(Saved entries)

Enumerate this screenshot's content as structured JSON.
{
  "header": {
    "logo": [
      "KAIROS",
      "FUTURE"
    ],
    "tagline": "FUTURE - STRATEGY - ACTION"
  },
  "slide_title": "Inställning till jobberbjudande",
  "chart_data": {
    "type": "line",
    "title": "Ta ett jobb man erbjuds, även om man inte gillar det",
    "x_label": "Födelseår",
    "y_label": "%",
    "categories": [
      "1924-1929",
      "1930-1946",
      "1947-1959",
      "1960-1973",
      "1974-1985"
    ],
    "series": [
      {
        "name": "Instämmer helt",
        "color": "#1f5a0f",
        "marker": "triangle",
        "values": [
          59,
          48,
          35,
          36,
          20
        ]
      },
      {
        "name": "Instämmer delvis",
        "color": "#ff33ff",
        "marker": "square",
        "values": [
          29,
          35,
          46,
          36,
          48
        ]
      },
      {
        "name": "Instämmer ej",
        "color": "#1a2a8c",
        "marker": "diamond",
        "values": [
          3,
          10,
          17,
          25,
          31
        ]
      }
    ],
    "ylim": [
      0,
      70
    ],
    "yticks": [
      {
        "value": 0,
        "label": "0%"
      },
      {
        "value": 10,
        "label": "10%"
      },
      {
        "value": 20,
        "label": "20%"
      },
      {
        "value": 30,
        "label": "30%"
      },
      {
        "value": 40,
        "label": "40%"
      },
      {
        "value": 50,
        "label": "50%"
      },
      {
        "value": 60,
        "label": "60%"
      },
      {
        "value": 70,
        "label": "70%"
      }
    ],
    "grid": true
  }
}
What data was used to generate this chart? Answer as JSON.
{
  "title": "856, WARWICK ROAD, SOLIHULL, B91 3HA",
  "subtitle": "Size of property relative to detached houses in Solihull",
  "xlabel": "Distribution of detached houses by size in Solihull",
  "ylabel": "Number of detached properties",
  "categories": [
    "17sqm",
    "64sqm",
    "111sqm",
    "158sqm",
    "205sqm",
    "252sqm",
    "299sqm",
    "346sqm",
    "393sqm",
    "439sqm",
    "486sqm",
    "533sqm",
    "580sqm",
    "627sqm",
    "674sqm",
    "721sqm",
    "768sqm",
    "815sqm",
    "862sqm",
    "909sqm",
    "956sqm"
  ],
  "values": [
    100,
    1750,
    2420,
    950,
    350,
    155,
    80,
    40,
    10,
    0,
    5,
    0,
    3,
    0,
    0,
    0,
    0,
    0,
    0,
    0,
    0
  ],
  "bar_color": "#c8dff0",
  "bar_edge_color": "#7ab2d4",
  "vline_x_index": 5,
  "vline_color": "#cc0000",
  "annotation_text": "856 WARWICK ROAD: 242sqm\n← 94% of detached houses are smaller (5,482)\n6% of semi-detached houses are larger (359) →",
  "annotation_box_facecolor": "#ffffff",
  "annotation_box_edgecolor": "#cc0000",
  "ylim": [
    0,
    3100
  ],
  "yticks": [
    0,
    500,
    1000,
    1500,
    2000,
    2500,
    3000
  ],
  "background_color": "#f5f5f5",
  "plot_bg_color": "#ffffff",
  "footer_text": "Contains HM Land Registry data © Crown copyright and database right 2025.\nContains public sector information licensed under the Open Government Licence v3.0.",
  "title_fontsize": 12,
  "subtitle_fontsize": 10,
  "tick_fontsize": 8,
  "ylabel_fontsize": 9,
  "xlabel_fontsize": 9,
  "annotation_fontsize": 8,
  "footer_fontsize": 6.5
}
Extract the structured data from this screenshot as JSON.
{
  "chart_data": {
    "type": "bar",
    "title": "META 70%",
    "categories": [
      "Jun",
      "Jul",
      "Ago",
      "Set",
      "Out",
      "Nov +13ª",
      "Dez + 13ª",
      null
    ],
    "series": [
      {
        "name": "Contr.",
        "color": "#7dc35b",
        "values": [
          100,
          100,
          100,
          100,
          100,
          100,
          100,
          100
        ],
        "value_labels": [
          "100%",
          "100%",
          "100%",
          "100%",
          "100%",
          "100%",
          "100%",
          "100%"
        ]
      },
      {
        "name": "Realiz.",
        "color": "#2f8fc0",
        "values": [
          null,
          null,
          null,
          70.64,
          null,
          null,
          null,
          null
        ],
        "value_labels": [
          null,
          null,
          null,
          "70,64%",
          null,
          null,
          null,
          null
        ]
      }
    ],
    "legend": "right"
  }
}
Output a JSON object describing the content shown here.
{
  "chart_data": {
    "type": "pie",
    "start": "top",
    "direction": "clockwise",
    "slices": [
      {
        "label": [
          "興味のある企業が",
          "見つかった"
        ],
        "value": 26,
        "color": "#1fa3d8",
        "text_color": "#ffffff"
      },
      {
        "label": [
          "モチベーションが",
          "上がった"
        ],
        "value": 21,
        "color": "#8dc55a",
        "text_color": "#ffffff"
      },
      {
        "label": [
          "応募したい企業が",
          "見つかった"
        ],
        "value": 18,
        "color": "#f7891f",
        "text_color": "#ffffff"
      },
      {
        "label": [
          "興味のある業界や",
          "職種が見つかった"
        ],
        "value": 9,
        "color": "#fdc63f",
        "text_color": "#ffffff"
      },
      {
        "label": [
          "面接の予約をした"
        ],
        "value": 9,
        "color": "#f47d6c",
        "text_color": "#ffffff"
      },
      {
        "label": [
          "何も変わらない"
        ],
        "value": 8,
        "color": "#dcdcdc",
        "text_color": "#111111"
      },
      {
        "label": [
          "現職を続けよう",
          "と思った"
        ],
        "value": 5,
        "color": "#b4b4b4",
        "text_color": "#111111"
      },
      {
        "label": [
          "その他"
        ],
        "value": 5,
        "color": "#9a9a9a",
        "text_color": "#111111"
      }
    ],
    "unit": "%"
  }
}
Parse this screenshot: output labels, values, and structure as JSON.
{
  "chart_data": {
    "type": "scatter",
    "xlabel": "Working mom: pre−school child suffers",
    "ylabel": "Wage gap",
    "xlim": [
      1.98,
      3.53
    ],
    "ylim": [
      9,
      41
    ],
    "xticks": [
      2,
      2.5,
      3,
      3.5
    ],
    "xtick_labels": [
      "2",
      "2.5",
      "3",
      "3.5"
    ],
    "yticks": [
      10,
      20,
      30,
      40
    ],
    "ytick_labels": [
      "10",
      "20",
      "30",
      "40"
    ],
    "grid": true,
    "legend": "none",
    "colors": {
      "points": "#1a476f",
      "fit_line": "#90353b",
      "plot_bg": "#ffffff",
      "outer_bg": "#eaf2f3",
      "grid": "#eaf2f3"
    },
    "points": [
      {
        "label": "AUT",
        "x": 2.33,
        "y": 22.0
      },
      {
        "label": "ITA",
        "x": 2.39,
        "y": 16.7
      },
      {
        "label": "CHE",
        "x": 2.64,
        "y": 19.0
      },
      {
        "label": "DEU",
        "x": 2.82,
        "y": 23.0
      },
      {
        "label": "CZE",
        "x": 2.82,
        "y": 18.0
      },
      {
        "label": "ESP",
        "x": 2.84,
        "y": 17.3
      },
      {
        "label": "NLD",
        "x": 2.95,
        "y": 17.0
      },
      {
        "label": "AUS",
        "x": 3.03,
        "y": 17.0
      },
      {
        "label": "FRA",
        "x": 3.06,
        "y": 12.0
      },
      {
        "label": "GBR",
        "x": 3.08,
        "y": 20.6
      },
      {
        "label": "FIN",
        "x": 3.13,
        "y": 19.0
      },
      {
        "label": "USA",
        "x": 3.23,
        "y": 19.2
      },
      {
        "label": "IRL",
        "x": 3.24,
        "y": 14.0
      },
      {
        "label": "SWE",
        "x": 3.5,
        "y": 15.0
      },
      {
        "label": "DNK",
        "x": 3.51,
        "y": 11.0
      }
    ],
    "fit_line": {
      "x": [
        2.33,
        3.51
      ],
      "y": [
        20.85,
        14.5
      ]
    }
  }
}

▶ Given exercise
Identify each line of the material where the word "ROAD" shows up, and copy it.

▶ Expected answer
  "title": "856, WARWICK ROAD, SOLIHULL, B91 3HA",
  "annotation_text": "856 WARWICK ROAD: 242sqm\n← 94% of detached houses are smaller (5,482)\n6% of semi-detached houses are larger (359) →",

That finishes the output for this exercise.